◆ **MATERIAL FOR THE TASK**
★ ★ ★ ★ ★ ★ ★
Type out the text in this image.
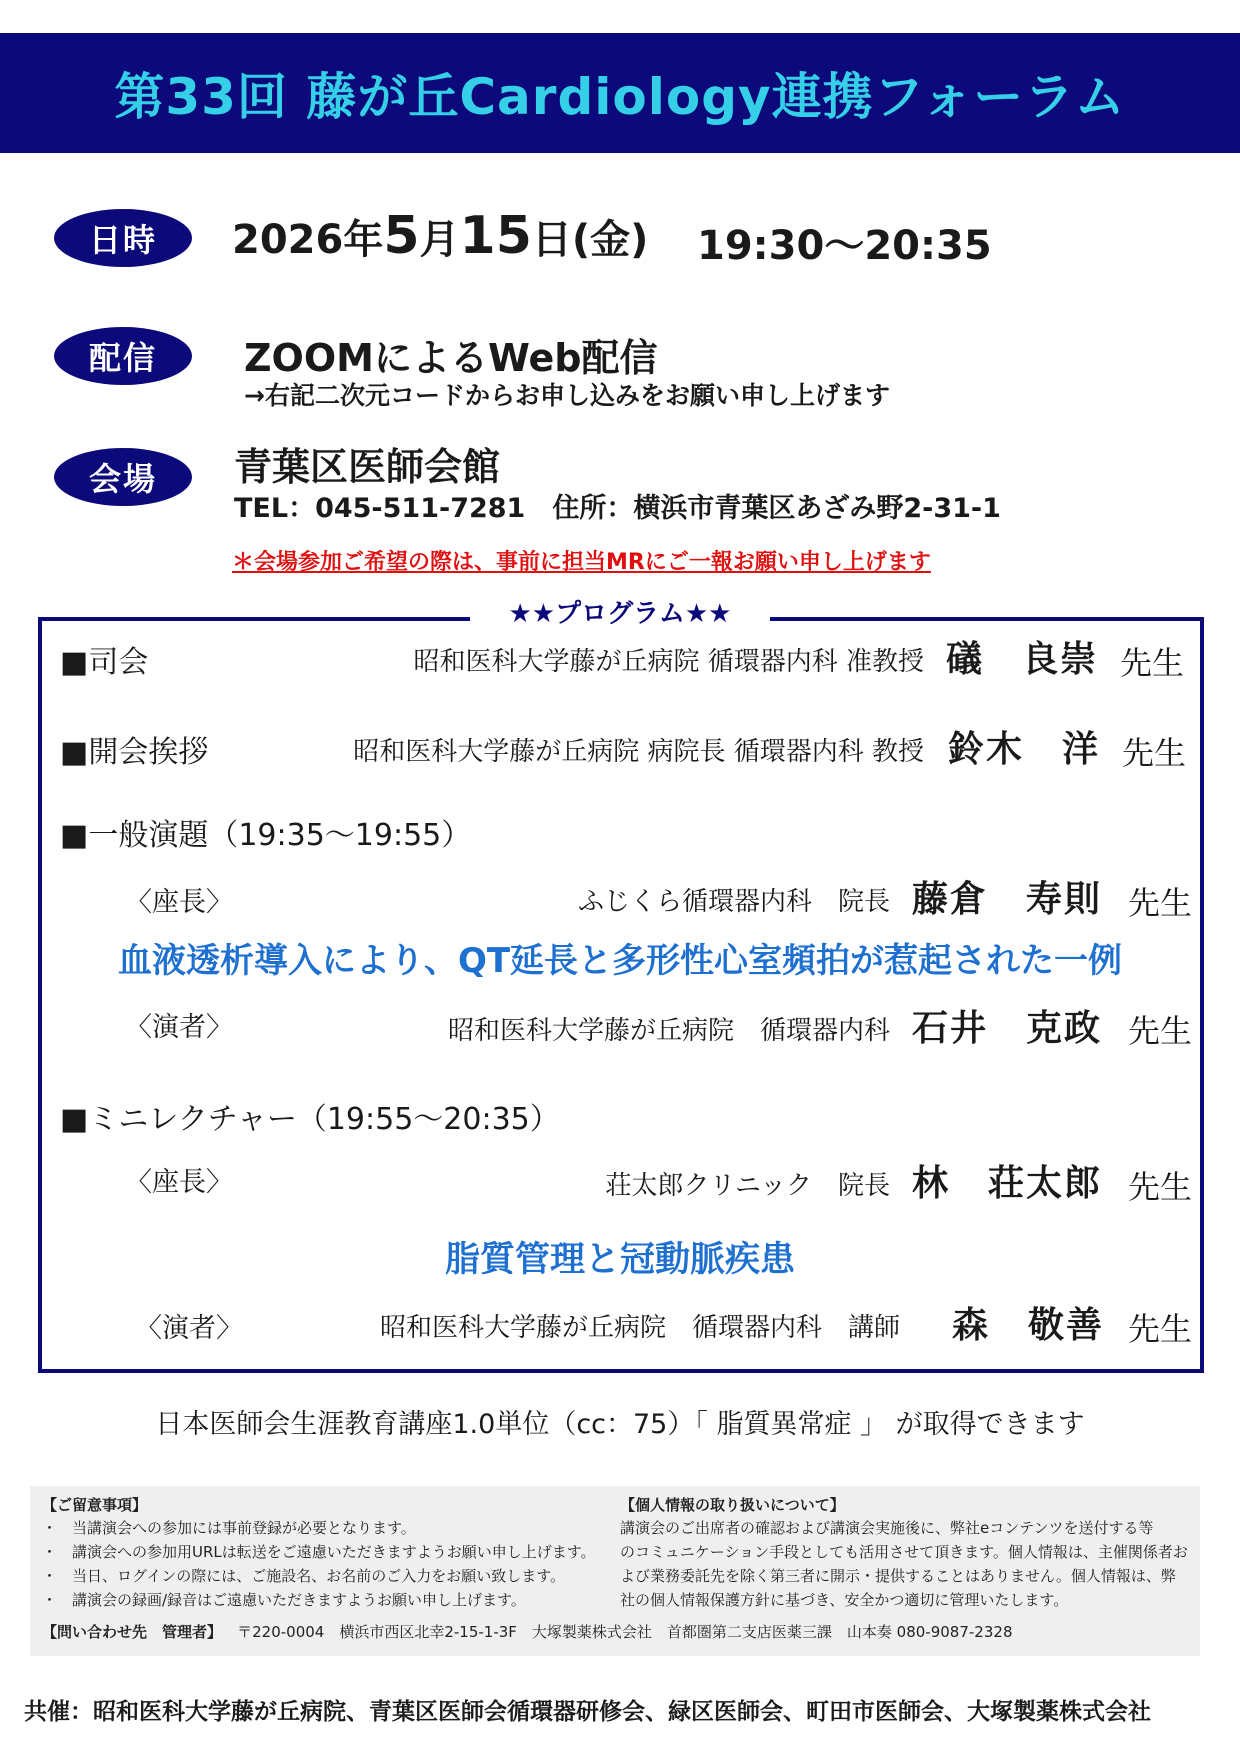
第33回 藤が丘Cardiology連携フォーラム
日時 2026年5月15日(金) 19:30～20:35
配信 ZOOMによるWeb配信
→右記二次元コードからお申し込みをお願い申し上げます
会場 青葉区医師会館
TEL：045-511-7281　住所：横浜市青葉区あざみ野2-31-1
＊会場参加ご希望の際は、事前に担当MRにご一報お願い申し上げます
★★プログラム★★
■司会	昭和医科大学藤が丘病院 循環器内科 准教授 礒　良崇 先生
■開会挨拶	昭和医科大学藤が丘病院 病院長 循環器内科 教授 鈴木　洋 先生
■一般演題（19:35～19:55）
〈座長〉	ふじくら循環器内科　院長 藤倉　寿則 先生
血液透析導入により、QT延長と多形性心室頻拍が惹起された一例
〈演者〉	昭和医科大学藤が丘病院　循環器内科 石井　克政 先生
■ミニレクチャー（19:55～20:35）
〈座長〉	荘太郎クリニック　院長 林　荘太郎 先生
脂質管理と冠動脈疾患
〈演者〉	昭和医科大学藤が丘病院　循環器内科　講師 森　敬善 先生
日本医師会生涯教育講座1.0単位（cc：75）「 脂質異常症 」 が取得できます
【ご留意事項】
・　当講演会への参加には事前登録が必要となります。
・　講演会への参加用URLは転送をご遠慮いただきますようお願い申し上げます。
・　当日、ログインの際には、ご施設名、お名前のご入力をお願い致します。
・　講演会の録画/録音はご遠慮いただきますようお願い申し上げます。
【個人情報の取り扱いについて】
講演会のご出席者の確認および講演会実施後に、弊社eコンテンツを送付する等
のコミュニケーション手段としても活用させて頂きます。個人情報は、主催関係者お
よび業務委託先を除く第三者に開示・提供することはありません。個人情報は、弊
社の個人情報保護方針に基づき、安全かつ適切に管理いたします。
【問い合わせ先　管理者】 〒220-0004　横浜市西区北幸2-15-1-3F　大塚製薬株式会社　首都圏第二支店医薬三課　山本奏 080-9087-2328
共催：昭和医科大学藤が丘病院、青葉区医師会循環器研修会、緑区医師会、町田市医師会、大塚製薬株式会社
★ ★ ★ ★ ★ ★ ★
◆ **EXERCISE DIRECTIONS**
Transcribe the full listing character for character. Pictures are excluded.

◆ **THE REPLY**
Type out the text in this image.
第33回 藤が丘Cardiology連携フォーラム
日時 2026年5月15日(金) 19:30～20:35
配信 ZOOMによるWeb配信
→右記二次元コードからお申し込みをお願い申し上げます
会場 青葉区医師会館
TEL：045-511-7281　住所：横浜市青葉区あざみ野2-31-1
＊会場参加ご希望の際は、事前に担当MRにご一報お願い申し上げます
★★プログラム★★
■司会	昭和医科大学藤が丘病院 循環器内科 准教授 礒　良崇 先生
■開会挨拶	昭和医科大学藤が丘病院 病院長 循環器内科 教授 鈴木　洋 先生
■一般演題（19:35～19:55）
〈座長〉	ふじくら循環器内科　院長 藤倉　寿則 先生
血液透析導入により、QT延長と多形性心室頻拍が惹起された一例
〈演者〉	昭和医科大学藤が丘病院　循環器内科 石井　克政 先生
■ミニレクチャー（19:55～20:35）
〈座長〉	荘太郎クリニック　院長 林　荘太郎 先生
脂質管理と冠動脈疾患
〈演者〉	昭和医科大学藤が丘病院　循環器内科　講師 森　敬善 先生
日本医師会生涯教育講座1.0単位（cc：75）「 脂質異常症 」 が取得できます
【ご留意事項】
・　当講演会への参加には事前登録が必要となります。
・　講演会への参加用URLは転送をご遠慮いただきますようお願い申し上げます。
・　当日、ログインの際には、ご施設名、お名前のご入力をお願い致します。
・　講演会の録画/録音はご遠慮いただきますようお願い申し上げます。
【個人情報の取り扱いについて】
講演会のご出席者の確認および講演会実施後に、弊社eコンテンツを送付する等
のコミュニケーション手段としても活用させて頂きます。個人情報は、主催関係者お
よび業務委託先を除く第三者に開示・提供することはありません。個人情報は、弊
社の個人情報保護方針に基づき、安全かつ適切に管理いたします。
【問い合わせ先　管理者】 〒220-0004　横浜市西区北幸2-15-1-3F　大塚製薬株式会社　首都圏第二支店医薬三課　山本奏 080-9087-2328
共催：昭和医科大学藤が丘病院、青葉区医師会循環器研修会、緑区医師会、町田市医師会、大塚製薬株式会社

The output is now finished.